◆ Exercise
Wherever the string "Contains" appears, copy the whole line.

◆ Data excerpts
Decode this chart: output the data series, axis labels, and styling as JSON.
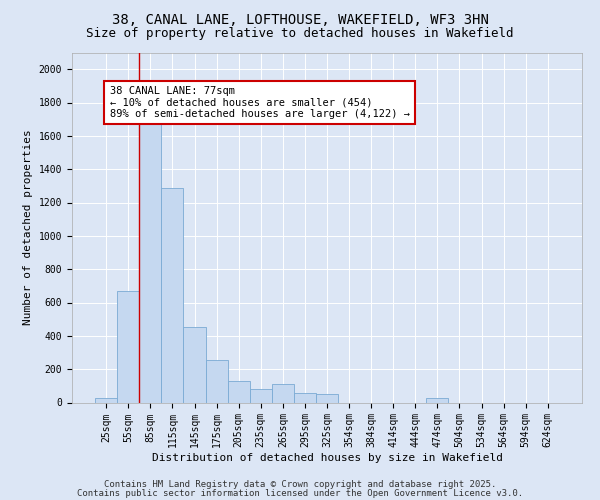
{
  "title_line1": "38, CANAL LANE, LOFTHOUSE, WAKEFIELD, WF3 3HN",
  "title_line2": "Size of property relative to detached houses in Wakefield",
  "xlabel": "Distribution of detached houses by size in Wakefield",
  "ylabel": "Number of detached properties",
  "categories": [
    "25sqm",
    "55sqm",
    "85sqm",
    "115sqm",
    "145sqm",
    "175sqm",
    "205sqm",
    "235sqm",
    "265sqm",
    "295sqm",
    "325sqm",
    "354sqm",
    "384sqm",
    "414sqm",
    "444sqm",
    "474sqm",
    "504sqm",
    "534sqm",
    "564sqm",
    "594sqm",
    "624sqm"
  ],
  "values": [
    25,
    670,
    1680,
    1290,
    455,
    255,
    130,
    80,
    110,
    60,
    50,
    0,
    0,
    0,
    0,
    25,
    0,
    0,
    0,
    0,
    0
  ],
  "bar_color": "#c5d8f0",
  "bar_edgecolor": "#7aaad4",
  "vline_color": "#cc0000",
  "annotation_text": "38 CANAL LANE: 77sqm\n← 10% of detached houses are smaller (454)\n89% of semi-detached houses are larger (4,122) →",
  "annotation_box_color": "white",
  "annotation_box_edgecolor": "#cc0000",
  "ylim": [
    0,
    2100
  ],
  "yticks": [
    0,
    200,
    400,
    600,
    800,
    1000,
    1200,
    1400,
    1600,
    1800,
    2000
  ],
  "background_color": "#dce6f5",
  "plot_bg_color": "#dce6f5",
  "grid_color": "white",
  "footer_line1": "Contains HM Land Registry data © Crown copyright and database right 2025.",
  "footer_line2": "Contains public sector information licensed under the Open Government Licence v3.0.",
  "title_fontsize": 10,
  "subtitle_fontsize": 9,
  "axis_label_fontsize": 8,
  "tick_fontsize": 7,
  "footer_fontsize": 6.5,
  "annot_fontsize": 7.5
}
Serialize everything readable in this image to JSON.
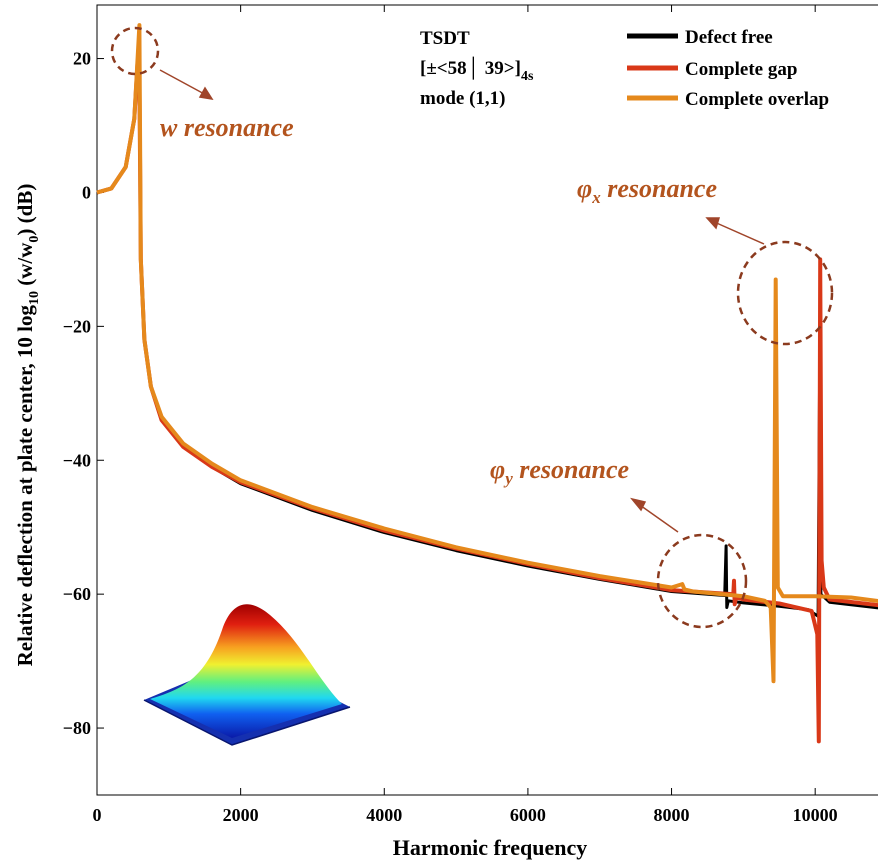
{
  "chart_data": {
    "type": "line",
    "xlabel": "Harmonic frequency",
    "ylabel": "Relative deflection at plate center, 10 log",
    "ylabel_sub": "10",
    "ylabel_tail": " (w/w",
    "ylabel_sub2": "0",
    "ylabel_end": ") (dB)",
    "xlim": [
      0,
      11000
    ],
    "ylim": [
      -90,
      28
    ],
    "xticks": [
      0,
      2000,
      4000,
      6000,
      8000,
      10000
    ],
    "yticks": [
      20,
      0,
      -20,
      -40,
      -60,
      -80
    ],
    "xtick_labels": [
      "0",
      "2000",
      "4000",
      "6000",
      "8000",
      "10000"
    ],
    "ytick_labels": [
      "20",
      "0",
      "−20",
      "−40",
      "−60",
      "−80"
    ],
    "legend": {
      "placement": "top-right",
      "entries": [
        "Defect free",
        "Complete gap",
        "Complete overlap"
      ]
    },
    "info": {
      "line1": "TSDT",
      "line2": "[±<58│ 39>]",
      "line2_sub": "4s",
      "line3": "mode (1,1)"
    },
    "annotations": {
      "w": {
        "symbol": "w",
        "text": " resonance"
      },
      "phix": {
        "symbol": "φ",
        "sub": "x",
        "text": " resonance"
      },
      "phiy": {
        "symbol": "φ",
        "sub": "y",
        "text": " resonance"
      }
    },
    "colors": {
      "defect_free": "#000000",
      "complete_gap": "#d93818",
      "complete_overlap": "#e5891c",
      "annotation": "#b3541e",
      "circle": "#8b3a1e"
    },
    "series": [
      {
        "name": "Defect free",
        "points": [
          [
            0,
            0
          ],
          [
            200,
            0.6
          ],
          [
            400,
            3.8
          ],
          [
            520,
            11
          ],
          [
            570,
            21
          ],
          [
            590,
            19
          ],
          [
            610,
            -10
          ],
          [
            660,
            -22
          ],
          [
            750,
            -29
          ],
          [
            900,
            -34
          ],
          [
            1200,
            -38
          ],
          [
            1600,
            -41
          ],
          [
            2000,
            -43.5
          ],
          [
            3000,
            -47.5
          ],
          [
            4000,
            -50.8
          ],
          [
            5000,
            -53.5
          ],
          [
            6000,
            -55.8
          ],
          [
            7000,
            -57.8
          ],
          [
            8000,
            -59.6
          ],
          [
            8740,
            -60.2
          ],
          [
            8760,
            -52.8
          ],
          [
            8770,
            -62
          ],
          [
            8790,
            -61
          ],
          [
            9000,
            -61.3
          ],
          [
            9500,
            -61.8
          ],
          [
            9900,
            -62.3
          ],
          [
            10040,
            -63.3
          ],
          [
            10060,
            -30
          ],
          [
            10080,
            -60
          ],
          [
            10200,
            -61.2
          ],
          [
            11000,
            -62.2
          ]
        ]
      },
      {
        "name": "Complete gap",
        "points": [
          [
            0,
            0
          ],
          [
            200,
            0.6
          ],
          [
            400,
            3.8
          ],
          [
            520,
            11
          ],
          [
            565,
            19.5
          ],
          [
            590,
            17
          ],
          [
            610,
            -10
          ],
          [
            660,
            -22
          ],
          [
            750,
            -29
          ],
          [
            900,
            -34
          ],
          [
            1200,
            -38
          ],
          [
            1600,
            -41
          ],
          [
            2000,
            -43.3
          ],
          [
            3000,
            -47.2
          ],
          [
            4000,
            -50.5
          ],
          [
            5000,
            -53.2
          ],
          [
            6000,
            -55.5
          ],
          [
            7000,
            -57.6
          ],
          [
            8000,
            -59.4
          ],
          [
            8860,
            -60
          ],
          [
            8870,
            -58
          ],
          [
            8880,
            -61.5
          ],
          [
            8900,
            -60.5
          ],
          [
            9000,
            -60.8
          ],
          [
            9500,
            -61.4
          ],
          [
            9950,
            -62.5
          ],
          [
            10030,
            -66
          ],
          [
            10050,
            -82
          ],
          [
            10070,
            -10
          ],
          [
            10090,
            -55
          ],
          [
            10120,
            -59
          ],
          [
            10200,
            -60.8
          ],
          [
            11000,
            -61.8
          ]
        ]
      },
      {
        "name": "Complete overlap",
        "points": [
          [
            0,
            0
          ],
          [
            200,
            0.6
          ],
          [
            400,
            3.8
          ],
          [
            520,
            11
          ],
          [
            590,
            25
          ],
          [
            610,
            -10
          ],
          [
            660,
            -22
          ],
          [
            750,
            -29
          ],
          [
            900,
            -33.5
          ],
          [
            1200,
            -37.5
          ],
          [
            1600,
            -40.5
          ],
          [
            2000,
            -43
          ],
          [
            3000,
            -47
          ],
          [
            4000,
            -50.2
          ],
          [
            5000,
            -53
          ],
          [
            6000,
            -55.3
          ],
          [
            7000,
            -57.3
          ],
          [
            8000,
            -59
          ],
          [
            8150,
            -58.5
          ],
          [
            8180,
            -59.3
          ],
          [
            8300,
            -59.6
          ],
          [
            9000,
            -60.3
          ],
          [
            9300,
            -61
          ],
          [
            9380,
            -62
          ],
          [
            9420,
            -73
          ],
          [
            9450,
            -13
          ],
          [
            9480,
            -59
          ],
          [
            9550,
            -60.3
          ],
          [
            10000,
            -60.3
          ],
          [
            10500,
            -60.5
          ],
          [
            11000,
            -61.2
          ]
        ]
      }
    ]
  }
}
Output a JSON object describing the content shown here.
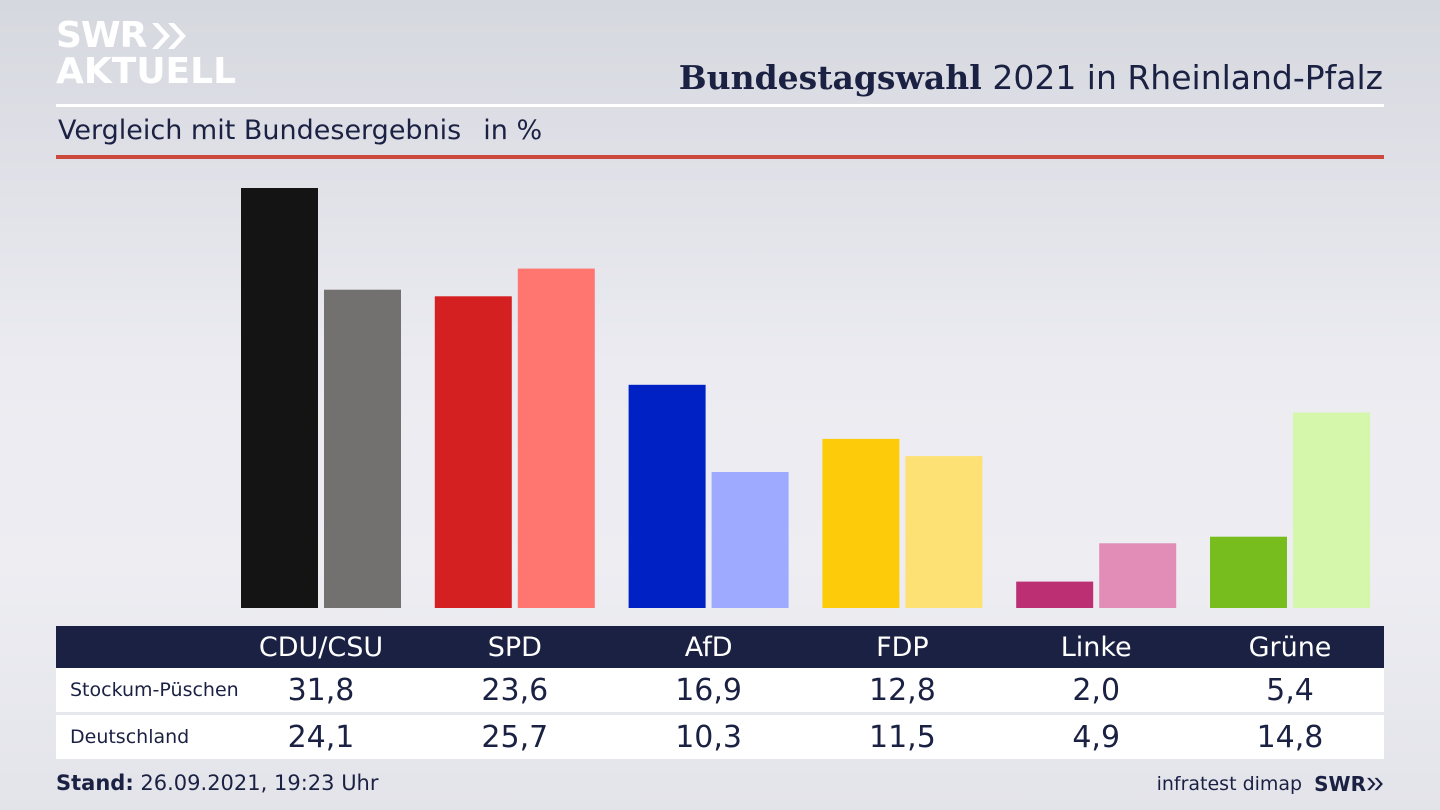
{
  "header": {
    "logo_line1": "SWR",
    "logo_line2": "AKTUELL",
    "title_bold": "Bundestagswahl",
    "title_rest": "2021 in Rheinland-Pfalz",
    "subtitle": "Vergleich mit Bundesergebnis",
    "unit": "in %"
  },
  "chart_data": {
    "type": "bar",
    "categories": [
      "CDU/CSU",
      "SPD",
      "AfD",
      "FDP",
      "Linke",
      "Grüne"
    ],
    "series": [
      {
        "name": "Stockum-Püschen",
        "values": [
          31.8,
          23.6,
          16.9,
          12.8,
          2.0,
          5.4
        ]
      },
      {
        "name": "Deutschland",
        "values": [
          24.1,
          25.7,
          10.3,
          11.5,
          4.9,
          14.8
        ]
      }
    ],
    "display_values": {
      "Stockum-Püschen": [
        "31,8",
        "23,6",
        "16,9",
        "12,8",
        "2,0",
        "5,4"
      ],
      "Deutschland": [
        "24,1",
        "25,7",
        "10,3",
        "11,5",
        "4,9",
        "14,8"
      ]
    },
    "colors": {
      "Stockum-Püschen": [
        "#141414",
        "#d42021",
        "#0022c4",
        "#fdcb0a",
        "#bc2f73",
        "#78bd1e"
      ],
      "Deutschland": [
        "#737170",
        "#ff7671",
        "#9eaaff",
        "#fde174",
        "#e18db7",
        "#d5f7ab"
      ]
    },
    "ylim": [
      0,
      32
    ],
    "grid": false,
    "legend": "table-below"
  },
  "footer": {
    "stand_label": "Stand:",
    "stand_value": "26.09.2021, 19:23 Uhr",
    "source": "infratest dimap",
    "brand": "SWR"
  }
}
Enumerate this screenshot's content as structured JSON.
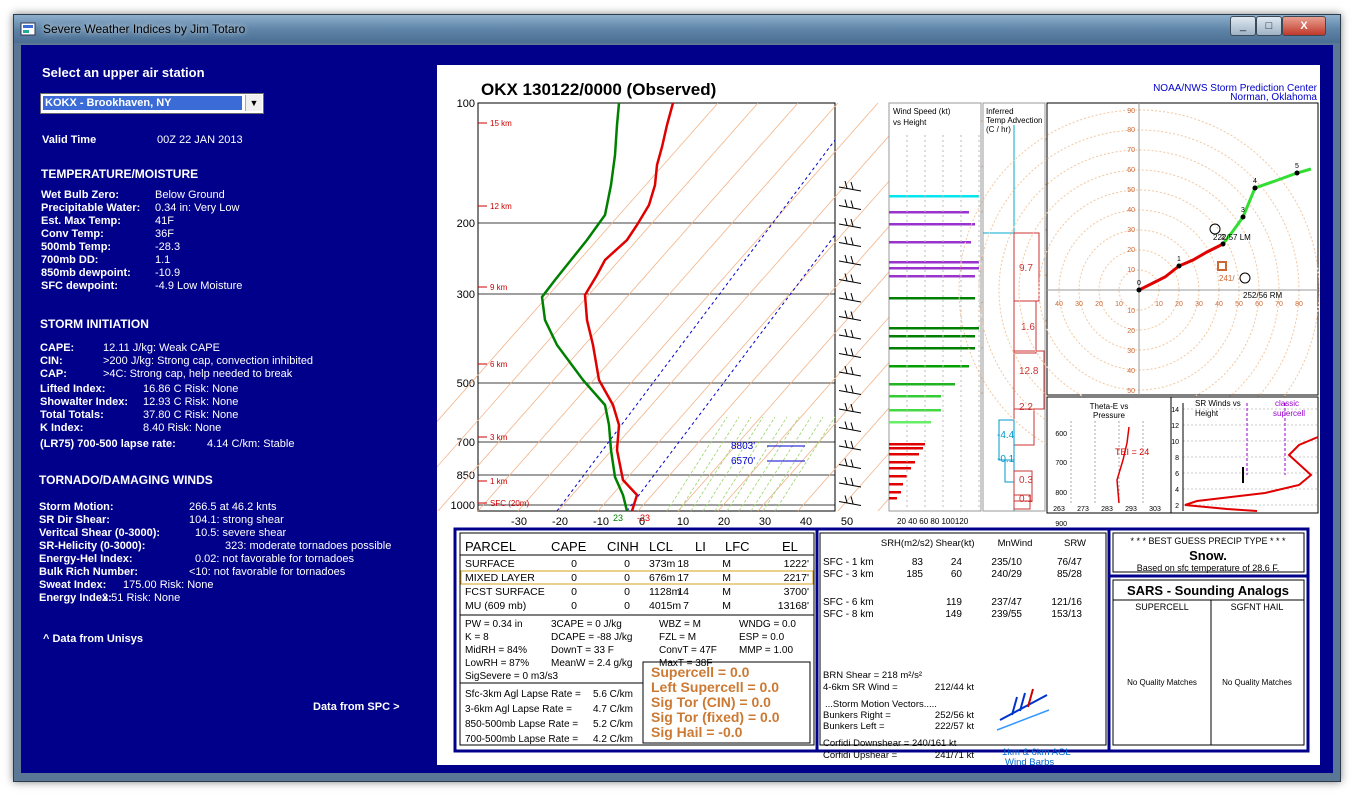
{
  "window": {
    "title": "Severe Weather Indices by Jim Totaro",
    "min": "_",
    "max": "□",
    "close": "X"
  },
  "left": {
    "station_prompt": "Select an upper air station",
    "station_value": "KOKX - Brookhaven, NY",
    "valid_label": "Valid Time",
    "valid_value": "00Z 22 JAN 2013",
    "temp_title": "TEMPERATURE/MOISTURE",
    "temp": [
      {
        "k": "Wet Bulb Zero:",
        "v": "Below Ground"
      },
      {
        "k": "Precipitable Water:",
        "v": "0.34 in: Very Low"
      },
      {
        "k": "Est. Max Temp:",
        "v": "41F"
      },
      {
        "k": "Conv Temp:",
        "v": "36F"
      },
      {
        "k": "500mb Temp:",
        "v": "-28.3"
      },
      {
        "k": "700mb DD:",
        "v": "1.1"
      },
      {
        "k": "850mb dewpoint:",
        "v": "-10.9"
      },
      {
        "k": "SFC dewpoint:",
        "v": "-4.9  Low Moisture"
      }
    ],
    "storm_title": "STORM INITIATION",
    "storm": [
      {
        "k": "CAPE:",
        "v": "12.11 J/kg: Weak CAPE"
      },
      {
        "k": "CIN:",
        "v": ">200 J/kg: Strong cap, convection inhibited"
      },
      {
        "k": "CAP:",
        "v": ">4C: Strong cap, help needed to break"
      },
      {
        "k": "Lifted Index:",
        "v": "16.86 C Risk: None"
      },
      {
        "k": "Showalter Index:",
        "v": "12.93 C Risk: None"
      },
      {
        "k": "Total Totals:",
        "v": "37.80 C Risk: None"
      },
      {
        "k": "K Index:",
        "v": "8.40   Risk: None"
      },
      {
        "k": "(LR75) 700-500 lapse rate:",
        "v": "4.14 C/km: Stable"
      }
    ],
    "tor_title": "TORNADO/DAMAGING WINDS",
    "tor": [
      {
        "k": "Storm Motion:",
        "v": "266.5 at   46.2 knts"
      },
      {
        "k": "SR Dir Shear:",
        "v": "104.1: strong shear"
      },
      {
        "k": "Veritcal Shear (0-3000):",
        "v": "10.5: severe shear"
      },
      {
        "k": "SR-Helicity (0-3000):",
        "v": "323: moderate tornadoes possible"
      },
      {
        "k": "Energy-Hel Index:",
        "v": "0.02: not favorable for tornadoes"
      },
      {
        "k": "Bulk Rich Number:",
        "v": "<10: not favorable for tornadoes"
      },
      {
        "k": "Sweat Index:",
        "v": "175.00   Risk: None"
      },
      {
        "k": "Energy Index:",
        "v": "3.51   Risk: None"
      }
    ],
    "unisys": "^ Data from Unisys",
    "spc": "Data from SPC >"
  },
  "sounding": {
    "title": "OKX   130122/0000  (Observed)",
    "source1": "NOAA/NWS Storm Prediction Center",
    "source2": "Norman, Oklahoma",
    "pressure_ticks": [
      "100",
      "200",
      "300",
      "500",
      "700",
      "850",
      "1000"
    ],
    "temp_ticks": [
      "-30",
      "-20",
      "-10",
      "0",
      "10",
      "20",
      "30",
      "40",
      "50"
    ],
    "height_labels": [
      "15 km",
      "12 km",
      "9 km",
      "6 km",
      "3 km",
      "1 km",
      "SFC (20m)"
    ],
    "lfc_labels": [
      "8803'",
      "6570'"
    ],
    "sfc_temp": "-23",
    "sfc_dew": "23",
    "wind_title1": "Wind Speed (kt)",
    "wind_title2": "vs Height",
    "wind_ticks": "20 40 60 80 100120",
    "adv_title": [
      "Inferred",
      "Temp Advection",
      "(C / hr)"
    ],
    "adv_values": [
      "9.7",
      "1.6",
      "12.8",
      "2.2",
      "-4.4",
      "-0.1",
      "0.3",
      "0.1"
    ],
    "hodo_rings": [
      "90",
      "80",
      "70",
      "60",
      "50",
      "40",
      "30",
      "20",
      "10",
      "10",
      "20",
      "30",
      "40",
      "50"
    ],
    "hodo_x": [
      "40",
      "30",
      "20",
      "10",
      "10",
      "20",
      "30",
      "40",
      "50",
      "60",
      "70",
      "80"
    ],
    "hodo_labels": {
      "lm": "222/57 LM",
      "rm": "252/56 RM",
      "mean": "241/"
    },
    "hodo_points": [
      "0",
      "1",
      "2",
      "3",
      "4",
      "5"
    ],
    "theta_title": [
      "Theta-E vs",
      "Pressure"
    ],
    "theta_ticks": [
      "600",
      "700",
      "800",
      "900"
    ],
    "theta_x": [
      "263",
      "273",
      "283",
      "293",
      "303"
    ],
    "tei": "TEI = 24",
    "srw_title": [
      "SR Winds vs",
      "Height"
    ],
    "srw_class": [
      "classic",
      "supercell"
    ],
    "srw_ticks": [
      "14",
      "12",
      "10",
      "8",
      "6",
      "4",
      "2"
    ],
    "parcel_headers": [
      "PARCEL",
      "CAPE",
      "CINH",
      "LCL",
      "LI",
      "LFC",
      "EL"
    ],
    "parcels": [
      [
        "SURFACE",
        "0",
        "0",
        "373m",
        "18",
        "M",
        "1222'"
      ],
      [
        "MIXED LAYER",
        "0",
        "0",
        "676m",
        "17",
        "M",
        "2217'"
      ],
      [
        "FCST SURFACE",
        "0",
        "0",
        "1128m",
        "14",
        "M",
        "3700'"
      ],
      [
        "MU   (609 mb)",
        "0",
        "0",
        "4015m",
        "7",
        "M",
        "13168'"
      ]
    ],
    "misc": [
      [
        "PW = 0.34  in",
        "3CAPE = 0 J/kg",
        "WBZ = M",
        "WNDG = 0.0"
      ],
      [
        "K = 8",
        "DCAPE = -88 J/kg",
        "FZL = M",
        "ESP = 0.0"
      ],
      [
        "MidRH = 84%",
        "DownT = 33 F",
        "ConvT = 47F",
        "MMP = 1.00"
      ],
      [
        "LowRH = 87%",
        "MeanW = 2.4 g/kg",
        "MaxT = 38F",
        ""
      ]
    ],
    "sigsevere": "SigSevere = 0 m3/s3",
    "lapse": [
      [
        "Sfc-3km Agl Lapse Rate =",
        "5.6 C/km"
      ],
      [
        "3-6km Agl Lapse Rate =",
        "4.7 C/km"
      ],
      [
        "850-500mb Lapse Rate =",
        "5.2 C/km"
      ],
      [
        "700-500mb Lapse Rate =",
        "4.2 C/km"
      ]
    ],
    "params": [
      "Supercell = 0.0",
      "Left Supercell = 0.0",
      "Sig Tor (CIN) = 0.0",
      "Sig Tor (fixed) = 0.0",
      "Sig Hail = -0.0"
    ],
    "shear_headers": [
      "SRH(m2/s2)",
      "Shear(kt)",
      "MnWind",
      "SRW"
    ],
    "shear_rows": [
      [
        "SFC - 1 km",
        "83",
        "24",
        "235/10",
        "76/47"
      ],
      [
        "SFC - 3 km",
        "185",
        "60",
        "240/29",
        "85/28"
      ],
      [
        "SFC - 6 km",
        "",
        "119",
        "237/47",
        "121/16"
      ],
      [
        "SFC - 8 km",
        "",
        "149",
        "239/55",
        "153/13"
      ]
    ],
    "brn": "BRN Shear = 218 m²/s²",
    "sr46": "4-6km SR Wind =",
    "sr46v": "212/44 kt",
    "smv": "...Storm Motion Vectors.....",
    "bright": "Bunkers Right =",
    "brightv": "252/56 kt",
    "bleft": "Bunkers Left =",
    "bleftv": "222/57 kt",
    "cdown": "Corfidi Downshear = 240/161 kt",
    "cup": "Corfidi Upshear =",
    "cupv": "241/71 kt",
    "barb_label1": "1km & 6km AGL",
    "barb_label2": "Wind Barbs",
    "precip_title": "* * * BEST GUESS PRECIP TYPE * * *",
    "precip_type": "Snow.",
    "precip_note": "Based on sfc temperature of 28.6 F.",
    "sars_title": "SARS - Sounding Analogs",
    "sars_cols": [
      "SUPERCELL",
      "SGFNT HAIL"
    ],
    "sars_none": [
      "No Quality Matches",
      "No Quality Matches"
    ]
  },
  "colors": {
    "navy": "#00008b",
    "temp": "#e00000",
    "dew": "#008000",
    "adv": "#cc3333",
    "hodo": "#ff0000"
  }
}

◆ Answer to this task
  "footer_line1": "Contains HM Land Registry data © Crown copyright and database right 2025.",
  "footer_line2": "Contains public sector information licensed under the Open Government Licence v3.0.",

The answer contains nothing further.